O sistema educacional suíço é inclusivo? A resposta depende do ponto de vista. Para as associações que defendem os direitos das pessoas com deficiência, o processo de inclusão nas escolas tem sido muito lento; para o corpo docente, muito rápido. Como indica um relatório da ONU, certamente a Suíça pode fazer mais.

“Vivemos em uma sociedade multicomponente, rica em diversidade. Nossa escola não pode ser unidimensional”, diz Silvia Pool Maag, professora de pedagogia da Universidade de Zurique. “Na Suíça, todas as escolas devem ser inclusivas e todos os sistemas educacionais devem visar a inclusão.” Este princípio também está consagrado na Constituição Federal (art. 41 parágrafo 1 e Art. 8 parágrafo 2).

Em 2023, ninguém contesta o fato de que todas as meninas e meninos, independentemente de sua origem, características, interesses, habilidades e necessidades de aprendizagem, devem ter oportunidades iguais no sistema educacional suíço. Ainda assim, a aplicação desse princípio ainda não é uma realidade. Se não, como explicar os casos de discriminação contra crianças com deficiências físicas ou mentais? Na imprensa, vemos relatos de pessoas sendo, por exemplo, “segregadas em uma escola de gueto para pessoas com deficiência ” ou famílias “que precisam lutar pela integração de seus filhos em uma escola regular”.


O artigo 24 da Convenção sobre os Direitos das Pessoas com Deficiência refere-se à educação. As traduções em alemão, francês e italiano falam em sistema educacional inclusivo. Na versão original em inglês da Declaração de Salamanca sobre a integração escolar, considerada a base legal do processo inclusivo, utiliza-se o termo “sistema educacional inclusivo”, que posteriormente foi traduzido como “integrador”.

Embora as duas palavras às vezes sejam usadas como sinônimos, elas não têm o mesmo significado. Integração significa, na medida do possível, a escolarização de meninas e meninos com e sem necessidades especiais na mesma classe e na escola. Inclusão significa uma escola que acolhe todas as meninas e meninos da cidade ou bairro, independentemente do seu desenvolvimento físico, mental, emocional e social. Em suma, a integração exige que a criança com deficiência se adapte ao sistema, enquanto na inclusão é o sistema que tem de se adaptar.

Copo meio cheio ou meio vazio?

Cyril Mizrahi, advogado da Inclusion Handicap, uma associação que reúne organizações suíças para pessoas com deficiência, destaca que em Genebra os alunos com alguma deficiência geralmente são matriculados em uma escola especializada. “Existem dois caminhos educacionais paralelos: escolas para crianças que conseguem se adaptar ao sistema e instituições para aquelas que não se inscrevem dentro da norma. Portanto, não podemos falar em escolas inclusivas na Suíça”. O problema também é destacado pelo relatório das Nações Unidas sobre a aplicação da Convenção sobre os Direitos das Pessoas com DeficiênciaLink externo. O Comitê da ONU critica a Suíça porque as escolas regulares ainda não possuem mecanismos para promover a educação inclusiva, por exemplo, por meio do ensino através da língua de sinais, ou porque ainda falta uma estratégia global que garanta uma educação de qualidade para os estudantes com deficiências.

==============================

**Tarefas:**
1) De acordo com o texto sobre a educação inclusiva na Suíça, na inclusão quem tem de se adaptar?
2) Dê continuidade ao texto sobre a educação inclusiva na Suíça a partir de sua última frase.

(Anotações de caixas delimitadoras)
==============================

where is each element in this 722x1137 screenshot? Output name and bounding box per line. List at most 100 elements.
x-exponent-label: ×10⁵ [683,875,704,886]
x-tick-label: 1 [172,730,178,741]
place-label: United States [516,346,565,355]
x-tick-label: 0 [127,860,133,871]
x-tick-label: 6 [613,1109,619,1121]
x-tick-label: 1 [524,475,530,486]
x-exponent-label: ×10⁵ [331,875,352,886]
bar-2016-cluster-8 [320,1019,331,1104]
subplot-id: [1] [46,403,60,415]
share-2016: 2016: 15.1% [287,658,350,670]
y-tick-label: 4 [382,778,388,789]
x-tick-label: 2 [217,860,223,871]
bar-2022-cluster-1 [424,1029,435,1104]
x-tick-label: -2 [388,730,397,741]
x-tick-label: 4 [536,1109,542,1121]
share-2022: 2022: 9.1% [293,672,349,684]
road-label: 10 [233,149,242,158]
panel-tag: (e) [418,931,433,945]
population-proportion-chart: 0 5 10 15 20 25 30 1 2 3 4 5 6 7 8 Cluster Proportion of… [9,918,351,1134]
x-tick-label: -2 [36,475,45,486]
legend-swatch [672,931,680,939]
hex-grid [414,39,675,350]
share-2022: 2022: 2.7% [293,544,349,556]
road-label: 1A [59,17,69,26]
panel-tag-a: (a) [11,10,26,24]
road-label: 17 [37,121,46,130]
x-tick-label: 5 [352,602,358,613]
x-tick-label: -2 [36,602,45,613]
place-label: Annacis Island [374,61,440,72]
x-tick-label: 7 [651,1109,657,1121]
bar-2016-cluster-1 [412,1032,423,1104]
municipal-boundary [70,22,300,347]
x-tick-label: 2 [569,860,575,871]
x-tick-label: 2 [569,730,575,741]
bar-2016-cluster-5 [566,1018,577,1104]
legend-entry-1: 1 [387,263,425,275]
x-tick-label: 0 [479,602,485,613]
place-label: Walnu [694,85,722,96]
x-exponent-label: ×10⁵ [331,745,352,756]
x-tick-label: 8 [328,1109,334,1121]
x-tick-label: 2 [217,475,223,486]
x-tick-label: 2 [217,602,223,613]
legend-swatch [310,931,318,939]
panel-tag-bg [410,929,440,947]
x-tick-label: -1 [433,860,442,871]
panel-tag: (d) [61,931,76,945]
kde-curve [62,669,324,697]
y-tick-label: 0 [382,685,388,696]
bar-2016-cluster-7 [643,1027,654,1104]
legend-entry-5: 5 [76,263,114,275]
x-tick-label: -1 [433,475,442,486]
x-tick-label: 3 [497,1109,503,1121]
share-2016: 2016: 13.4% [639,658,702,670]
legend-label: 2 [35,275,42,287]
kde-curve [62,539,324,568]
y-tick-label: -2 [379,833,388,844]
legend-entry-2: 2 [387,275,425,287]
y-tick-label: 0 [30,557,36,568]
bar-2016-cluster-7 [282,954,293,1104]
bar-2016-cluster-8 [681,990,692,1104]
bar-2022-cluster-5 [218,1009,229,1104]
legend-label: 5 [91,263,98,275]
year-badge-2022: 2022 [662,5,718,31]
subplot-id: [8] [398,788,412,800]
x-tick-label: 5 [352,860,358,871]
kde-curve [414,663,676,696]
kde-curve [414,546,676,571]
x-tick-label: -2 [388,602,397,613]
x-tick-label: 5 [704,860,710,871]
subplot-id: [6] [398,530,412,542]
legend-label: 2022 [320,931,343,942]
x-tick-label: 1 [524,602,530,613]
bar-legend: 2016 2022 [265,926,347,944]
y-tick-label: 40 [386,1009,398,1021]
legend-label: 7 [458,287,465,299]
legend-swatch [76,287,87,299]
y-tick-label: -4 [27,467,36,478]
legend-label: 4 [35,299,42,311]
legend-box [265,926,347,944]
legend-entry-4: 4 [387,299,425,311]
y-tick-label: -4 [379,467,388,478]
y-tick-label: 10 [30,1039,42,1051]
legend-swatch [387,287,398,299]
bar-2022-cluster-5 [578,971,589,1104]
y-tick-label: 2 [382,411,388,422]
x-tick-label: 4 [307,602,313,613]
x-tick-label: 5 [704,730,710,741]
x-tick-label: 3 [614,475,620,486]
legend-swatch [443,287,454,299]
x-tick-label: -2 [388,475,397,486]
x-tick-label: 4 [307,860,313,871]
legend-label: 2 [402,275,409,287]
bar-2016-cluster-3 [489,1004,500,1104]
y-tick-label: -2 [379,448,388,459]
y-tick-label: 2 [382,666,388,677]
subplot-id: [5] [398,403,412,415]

==============================

**Respostas por tarefa:**
1) Na inclusão, é o sistema que tem de se adaptar.

2)
A inclusão ocorre quando um aluno passa a maior parte do tempo na escola com colegas de seu bairro ou cidade. Por outro lado, é considerado segregação quando a escolarização ocorre em uma espaço especial separado, por exemplo, para falantes não nativos, ou em uma instituição especializada no ensino para crianças com deficiência, dificuldades de aprendizagem ou distúrbios comportamentais. Se olharmos para os números publicados pelo Instituto Federal de Estatística, vemos que desde 2005 o número de alunos em uma classe ou escola especial diminuiu 40%, de 50.000 para 30.000. Além disso, de acordo com os dados mais recentes sobre a aprendizagem na Suíça, quase metade dos alunos com necessidades educacionais especiais estão integrados em uma sala de aula regular. Assim escreve Romain Lanners, diretor da Fundação do Centro Suíço de Pedagogia, no Link externoblog da Conferência dos Diretores Cantonais de Educação.

Um avanço positivo que foi destacado pelo Comitê da ONU, que em suas notas introdutórias ao Relatório, aponta o progresso feito pela Suíça desde a ratificação e entrada em vigor em 2014 da Convenção sobre os Direitos das Pessoas com Deficiência. Se o cenário é mais marcado por avanços ou pela persistência de problemas graves, depende do ponto de vista. “Estamos no caminho certo. Nosso sistema educacional está se tornando mais inclusivo”, diz Pool Maag, especialista em inclusão e diversidade. “Existe a base legal. Em 2004, entrou em vigor a Lei da Deficiência. Em 2007, foi aprovado o acordo de colaboração intercantonal no campo da educação especial, que obriga os cantões a promover a integração escolar de crianças com deficiência. E então o Curriculum 21 também colocou ênfase na inclusão.”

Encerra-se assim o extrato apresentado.